-- BEGIN Records to process --
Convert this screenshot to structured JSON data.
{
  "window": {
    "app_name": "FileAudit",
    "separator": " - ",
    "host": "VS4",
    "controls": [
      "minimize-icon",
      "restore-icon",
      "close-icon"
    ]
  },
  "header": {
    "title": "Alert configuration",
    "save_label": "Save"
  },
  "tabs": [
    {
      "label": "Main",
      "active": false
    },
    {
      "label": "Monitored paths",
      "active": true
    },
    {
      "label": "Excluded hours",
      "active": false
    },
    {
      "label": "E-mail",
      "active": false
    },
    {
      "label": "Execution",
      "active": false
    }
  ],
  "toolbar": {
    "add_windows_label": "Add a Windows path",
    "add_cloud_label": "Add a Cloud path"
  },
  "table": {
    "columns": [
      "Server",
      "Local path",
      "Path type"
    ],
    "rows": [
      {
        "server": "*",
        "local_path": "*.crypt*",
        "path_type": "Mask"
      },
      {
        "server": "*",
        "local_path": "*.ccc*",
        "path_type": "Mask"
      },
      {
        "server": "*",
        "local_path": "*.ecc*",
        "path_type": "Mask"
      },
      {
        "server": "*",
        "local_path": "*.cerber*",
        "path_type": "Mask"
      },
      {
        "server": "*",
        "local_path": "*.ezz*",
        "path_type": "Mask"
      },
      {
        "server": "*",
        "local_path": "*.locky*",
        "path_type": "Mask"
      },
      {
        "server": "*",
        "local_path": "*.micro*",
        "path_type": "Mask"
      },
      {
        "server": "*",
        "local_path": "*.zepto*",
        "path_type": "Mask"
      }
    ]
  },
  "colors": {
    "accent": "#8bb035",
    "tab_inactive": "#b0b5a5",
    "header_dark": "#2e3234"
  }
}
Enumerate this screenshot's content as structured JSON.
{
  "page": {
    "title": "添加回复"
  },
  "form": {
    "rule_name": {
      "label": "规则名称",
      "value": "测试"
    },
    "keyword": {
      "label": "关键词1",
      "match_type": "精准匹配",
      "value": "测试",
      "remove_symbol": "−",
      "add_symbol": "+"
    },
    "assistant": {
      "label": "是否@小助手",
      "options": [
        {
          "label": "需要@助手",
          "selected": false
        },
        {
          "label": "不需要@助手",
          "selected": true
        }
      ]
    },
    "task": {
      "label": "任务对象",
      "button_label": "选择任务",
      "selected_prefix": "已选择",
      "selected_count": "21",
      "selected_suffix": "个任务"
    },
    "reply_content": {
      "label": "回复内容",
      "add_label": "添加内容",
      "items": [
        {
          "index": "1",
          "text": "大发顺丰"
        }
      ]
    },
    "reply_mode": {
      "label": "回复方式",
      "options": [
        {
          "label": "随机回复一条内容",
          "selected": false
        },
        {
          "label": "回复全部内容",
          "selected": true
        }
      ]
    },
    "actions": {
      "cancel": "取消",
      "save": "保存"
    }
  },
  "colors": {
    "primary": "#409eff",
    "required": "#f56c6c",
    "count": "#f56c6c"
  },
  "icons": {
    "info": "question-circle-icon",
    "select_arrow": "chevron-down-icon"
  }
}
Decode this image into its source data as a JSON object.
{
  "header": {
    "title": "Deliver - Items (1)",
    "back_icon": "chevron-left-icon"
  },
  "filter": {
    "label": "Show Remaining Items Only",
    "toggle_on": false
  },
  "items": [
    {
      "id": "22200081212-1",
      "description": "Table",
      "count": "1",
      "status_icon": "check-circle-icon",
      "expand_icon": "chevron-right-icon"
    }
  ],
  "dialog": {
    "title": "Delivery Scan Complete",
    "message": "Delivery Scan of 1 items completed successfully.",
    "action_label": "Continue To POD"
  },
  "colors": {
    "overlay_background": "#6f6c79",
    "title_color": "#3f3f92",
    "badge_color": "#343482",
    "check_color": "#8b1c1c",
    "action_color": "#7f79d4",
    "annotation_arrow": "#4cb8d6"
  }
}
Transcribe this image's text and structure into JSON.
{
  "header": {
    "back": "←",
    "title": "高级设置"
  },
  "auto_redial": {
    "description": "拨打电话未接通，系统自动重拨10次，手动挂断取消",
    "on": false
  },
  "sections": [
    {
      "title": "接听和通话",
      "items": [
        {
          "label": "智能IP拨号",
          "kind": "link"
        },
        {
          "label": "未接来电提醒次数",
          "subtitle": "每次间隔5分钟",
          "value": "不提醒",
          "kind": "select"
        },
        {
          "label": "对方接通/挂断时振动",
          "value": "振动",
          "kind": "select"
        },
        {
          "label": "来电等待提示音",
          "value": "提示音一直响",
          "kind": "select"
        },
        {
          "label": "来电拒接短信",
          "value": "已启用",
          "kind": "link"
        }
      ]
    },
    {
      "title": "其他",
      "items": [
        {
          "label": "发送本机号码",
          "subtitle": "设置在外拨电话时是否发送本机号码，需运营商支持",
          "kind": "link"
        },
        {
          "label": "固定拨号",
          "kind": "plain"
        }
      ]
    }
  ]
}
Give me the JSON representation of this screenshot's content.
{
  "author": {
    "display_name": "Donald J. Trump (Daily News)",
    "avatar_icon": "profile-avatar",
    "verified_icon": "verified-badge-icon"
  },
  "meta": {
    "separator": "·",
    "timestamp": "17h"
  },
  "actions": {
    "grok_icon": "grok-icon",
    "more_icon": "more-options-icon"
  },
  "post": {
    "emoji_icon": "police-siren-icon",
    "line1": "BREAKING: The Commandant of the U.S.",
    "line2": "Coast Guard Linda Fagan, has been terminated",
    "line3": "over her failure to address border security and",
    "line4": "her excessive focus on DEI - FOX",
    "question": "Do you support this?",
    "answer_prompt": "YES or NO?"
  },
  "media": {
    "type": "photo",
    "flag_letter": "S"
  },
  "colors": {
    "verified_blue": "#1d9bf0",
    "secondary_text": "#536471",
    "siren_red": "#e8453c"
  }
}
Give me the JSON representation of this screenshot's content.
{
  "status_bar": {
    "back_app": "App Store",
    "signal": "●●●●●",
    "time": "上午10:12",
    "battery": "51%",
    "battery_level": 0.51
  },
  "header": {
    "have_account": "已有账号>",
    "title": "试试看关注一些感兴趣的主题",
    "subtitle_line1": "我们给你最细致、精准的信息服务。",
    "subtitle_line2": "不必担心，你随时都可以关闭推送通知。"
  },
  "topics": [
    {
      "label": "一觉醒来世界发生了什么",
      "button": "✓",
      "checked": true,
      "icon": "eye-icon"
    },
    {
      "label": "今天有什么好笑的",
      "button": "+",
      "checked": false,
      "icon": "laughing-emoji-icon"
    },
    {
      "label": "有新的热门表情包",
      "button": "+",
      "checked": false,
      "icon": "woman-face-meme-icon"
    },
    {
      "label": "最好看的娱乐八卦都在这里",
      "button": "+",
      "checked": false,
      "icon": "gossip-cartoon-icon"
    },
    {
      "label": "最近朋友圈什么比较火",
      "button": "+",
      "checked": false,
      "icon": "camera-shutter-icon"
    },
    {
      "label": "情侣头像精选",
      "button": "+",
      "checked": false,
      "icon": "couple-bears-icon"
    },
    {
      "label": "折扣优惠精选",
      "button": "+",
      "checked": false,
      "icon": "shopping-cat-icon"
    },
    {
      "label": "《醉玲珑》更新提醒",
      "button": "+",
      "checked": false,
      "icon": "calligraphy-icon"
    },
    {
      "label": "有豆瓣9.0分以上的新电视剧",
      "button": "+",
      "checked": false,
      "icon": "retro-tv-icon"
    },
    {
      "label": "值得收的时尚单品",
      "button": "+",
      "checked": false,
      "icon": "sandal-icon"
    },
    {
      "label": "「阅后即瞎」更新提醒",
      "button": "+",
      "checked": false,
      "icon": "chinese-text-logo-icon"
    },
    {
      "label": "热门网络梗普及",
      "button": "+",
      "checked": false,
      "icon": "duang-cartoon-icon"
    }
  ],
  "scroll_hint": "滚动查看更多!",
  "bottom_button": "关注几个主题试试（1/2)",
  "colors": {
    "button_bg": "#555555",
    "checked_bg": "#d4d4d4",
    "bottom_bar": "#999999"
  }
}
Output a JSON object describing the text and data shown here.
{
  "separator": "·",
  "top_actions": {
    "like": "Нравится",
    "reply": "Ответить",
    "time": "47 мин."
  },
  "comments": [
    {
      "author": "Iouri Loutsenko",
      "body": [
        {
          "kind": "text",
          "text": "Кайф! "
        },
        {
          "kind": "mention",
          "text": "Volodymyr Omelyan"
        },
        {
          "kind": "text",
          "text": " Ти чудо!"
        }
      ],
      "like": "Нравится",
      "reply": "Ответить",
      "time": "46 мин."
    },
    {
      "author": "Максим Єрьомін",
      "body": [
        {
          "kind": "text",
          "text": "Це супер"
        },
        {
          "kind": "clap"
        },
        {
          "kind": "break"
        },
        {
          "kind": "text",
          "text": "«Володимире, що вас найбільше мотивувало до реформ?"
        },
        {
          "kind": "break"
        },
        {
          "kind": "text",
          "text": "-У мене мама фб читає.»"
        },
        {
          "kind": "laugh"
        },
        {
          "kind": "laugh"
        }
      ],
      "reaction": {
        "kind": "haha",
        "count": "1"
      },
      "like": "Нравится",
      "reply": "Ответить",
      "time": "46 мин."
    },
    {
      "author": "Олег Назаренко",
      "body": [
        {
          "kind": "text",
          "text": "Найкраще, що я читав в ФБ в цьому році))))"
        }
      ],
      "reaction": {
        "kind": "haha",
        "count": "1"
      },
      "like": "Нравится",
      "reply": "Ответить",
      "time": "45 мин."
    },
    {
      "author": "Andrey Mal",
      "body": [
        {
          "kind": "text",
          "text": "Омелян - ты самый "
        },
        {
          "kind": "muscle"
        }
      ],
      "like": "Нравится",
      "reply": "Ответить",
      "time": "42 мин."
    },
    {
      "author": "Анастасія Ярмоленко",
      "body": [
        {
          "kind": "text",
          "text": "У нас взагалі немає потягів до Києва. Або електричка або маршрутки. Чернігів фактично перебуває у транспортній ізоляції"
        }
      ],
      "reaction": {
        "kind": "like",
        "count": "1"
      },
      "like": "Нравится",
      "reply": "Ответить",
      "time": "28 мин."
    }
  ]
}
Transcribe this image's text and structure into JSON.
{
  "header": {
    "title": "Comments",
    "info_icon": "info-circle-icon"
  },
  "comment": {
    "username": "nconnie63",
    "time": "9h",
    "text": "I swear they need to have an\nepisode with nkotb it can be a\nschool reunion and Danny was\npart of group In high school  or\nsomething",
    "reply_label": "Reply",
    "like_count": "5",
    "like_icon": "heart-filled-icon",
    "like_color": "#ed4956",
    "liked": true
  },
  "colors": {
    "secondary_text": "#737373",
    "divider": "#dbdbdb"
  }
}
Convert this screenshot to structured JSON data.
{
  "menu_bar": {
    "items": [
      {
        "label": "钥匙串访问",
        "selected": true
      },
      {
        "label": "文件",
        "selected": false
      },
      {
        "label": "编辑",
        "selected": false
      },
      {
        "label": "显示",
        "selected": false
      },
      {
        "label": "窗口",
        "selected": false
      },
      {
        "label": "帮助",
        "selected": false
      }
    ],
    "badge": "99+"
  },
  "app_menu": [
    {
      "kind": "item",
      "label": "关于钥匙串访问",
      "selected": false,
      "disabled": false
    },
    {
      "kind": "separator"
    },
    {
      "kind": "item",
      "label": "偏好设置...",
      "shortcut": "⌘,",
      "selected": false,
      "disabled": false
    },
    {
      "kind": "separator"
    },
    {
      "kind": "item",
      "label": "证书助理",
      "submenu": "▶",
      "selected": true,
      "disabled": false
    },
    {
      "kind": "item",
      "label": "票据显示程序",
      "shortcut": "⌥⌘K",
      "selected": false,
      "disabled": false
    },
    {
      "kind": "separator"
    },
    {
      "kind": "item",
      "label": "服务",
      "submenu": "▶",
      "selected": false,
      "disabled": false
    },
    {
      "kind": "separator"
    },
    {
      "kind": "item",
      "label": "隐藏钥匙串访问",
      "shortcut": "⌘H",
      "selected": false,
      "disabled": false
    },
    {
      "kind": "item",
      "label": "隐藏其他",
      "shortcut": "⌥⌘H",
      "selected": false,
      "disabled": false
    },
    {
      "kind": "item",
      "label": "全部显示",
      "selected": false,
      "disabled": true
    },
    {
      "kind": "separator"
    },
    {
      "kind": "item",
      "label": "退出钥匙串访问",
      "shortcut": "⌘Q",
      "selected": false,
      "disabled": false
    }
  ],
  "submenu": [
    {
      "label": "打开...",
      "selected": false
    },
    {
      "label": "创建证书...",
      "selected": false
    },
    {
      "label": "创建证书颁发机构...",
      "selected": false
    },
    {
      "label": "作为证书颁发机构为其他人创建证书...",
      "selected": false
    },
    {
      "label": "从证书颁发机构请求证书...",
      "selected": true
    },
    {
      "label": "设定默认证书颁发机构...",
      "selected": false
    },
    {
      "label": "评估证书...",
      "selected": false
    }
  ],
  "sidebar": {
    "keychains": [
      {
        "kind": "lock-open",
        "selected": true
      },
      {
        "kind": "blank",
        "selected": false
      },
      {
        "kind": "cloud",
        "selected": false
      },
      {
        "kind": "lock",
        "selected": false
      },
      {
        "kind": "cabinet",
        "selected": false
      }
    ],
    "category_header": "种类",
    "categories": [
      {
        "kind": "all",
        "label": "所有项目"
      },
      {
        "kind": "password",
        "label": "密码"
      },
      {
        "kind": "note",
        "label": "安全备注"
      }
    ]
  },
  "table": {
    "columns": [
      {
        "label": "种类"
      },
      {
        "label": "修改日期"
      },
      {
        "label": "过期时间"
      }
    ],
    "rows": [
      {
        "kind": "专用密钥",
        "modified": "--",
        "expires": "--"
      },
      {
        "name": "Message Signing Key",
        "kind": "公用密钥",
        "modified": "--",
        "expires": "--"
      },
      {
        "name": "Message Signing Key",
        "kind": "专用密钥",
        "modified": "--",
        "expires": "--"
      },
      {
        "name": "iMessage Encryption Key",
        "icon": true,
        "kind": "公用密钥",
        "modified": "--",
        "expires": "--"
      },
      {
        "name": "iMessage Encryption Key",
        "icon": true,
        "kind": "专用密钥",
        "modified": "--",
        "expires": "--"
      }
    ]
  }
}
-- END Records to process --
## Task goal
Look through the listing above. Pick out each line with "circle" and copy it.

## Output of the task
    "info": "question-circle-icon",
      "status_icon": "check-circle-icon",
    "info_icon": "info-circle-icon"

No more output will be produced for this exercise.